* What is needed *
Repeat verbatim every line of the material, beginning at the line that holds "Enumerate this screenshot's" and ending at its last line.

* Materials provided *
..............................
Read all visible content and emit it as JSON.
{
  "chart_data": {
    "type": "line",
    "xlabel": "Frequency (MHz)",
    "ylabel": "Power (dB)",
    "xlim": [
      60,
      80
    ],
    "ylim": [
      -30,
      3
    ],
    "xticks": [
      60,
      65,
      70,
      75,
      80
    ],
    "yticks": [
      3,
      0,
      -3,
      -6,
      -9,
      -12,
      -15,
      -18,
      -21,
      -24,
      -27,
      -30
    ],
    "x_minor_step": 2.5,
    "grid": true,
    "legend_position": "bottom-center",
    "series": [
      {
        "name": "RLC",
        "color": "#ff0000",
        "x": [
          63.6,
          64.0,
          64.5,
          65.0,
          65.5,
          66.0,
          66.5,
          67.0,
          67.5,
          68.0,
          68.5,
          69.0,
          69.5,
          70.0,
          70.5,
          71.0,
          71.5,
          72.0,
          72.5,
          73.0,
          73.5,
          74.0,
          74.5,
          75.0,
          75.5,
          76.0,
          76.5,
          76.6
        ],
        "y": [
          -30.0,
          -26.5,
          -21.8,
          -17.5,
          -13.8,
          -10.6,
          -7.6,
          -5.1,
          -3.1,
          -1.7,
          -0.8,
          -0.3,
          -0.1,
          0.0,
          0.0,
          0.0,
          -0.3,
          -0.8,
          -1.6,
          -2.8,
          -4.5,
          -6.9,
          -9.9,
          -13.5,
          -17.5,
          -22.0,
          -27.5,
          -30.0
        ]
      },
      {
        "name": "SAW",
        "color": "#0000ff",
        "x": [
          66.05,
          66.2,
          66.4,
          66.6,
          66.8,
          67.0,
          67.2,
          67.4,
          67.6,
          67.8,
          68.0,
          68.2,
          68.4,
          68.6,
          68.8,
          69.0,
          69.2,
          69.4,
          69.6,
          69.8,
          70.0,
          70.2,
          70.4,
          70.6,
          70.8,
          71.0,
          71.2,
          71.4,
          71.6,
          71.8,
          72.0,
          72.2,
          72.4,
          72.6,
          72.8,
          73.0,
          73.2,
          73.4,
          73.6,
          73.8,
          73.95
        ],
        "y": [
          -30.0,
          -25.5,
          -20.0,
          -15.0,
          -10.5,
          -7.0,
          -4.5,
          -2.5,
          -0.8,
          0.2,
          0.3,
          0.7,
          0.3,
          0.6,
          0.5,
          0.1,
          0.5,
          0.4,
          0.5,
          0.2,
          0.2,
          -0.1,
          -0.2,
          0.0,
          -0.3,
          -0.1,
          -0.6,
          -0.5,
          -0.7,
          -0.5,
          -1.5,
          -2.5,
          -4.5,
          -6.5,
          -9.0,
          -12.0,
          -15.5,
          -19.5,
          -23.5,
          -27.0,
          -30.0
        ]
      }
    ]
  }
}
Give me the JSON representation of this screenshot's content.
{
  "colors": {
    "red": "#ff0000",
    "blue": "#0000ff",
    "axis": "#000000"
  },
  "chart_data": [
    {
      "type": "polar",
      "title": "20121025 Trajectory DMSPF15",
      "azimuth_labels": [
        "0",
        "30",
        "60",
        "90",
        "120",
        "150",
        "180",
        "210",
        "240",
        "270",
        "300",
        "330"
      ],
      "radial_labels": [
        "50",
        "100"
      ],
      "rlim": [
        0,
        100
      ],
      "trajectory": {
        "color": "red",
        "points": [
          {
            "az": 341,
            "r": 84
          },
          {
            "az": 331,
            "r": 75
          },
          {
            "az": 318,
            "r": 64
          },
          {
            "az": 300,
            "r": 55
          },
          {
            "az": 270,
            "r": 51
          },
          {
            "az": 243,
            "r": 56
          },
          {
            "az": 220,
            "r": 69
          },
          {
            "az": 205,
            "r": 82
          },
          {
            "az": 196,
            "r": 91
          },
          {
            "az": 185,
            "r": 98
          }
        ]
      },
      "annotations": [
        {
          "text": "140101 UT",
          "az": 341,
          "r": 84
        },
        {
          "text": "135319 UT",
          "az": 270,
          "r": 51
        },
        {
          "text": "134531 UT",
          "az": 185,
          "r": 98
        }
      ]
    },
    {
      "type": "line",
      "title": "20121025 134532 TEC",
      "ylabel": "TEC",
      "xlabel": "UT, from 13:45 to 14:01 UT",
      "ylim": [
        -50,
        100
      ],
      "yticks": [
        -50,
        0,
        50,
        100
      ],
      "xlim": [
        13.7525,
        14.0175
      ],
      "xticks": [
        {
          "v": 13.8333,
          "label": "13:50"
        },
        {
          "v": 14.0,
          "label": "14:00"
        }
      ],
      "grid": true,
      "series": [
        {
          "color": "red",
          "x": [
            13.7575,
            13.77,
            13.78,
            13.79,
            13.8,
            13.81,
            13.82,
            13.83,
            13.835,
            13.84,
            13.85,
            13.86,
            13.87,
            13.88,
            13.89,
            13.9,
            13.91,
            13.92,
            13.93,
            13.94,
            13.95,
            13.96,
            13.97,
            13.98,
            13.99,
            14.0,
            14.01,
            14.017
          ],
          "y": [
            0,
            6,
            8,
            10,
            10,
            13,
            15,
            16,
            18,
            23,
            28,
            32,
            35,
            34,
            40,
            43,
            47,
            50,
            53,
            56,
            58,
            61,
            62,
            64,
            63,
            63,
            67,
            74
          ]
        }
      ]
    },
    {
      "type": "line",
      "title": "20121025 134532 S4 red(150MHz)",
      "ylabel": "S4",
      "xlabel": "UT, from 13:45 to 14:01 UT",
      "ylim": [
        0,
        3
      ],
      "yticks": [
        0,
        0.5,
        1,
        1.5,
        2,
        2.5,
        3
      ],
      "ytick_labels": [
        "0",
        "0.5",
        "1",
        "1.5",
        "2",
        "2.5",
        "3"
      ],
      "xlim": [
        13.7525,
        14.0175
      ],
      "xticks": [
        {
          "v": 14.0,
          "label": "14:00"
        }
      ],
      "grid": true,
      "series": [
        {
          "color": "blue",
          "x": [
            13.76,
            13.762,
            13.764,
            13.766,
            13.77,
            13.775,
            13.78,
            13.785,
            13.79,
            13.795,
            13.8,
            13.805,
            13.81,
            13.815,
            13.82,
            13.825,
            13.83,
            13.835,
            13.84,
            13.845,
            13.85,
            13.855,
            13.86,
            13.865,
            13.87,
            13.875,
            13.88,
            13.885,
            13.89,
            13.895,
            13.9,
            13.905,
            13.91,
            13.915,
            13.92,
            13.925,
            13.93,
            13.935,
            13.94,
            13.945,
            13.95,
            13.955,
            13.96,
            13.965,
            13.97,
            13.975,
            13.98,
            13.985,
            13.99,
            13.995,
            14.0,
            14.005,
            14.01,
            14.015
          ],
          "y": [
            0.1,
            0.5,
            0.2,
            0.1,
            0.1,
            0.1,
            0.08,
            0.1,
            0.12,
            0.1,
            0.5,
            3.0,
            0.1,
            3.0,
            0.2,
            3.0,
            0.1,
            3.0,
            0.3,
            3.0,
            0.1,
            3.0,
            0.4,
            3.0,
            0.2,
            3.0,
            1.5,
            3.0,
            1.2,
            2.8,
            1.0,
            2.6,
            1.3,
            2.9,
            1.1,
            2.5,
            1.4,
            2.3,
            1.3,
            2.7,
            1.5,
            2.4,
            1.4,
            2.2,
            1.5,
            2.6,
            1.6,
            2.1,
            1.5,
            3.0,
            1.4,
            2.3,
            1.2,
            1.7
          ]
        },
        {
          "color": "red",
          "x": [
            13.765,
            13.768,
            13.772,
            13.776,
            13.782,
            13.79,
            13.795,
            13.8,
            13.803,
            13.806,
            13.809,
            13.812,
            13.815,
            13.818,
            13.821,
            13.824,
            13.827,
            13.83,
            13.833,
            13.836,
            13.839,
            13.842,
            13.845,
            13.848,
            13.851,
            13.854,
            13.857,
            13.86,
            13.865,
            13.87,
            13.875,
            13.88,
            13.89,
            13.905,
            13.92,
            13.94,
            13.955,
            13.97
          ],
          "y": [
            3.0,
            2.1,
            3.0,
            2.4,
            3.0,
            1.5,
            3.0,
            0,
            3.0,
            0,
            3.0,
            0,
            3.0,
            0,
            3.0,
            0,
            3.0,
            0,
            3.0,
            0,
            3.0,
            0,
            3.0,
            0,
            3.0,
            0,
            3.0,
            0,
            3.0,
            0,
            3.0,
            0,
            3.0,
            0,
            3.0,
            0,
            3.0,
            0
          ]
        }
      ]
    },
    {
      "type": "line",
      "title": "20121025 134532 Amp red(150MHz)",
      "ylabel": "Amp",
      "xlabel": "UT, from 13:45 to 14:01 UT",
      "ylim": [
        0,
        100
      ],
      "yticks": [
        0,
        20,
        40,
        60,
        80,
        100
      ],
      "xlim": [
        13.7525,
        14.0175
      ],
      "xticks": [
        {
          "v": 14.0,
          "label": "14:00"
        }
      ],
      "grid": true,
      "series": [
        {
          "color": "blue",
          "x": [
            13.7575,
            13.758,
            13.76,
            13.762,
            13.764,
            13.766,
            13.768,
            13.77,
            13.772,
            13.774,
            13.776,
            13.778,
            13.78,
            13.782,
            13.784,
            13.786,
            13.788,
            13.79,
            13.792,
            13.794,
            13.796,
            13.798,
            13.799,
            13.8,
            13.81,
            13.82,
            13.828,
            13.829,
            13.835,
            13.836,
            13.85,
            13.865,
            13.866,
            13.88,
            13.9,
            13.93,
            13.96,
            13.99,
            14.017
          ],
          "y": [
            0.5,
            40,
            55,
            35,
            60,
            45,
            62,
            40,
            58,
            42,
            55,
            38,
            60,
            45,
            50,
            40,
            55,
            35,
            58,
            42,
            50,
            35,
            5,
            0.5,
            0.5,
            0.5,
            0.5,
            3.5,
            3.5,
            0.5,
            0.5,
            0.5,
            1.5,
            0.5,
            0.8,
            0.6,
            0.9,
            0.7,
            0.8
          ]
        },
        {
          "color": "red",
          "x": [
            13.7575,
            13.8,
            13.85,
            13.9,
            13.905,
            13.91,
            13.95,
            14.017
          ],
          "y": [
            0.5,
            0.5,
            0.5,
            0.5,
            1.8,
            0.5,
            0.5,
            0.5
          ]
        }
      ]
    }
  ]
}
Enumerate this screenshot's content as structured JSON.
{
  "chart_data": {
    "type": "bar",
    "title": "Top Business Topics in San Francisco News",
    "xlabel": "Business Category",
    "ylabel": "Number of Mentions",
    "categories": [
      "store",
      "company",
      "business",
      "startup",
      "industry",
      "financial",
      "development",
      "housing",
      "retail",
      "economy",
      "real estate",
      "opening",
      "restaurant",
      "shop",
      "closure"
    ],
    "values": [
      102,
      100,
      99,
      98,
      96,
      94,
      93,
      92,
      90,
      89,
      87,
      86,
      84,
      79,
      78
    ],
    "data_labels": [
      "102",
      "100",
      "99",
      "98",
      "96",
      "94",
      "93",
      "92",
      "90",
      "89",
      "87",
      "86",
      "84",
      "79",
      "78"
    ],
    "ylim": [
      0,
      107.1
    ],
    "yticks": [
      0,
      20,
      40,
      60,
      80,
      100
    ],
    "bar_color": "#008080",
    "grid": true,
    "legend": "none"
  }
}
..............................
* Answer in full *
Enumerate this screenshot's content as structured JSON.
{
  "chart_data": {
    "type": "bar",
    "title": "Top Business Topics in San Francisco News",
    "xlabel": "Business Category",
    "ylabel": "Number of Mentions",
    "categories": [
      "store",
      "company",
      "business",
      "startup",
      "industry",
      "financial",
      "development",
      "housing",
      "retail",
      "economy",
      "real estate",
      "opening",
      "restaurant",
      "shop",
      "closure"
    ],
    "values": [
      102,
      100,
      99,
      98,
      96,
      94,
      93,
      92,
      90,
      89,
      87,
      86,
      84,
      79,
      78
    ],
    "data_labels": [
      "102",
      "100",
      "99",
      "98",
      "96",
      "94",
      "93",
      "92",
      "90",
      "89",
      "87",
      "86",
      "84",
      "79",
      "78"
    ],
    "ylim": [
      0,
      107.1
    ],
    "yticks": [
      0,
      20,
      40,
      60,
      80,
      100
    ],
    "bar_color": "#008080",
    "grid": true,
    "legend": "none"
  }
}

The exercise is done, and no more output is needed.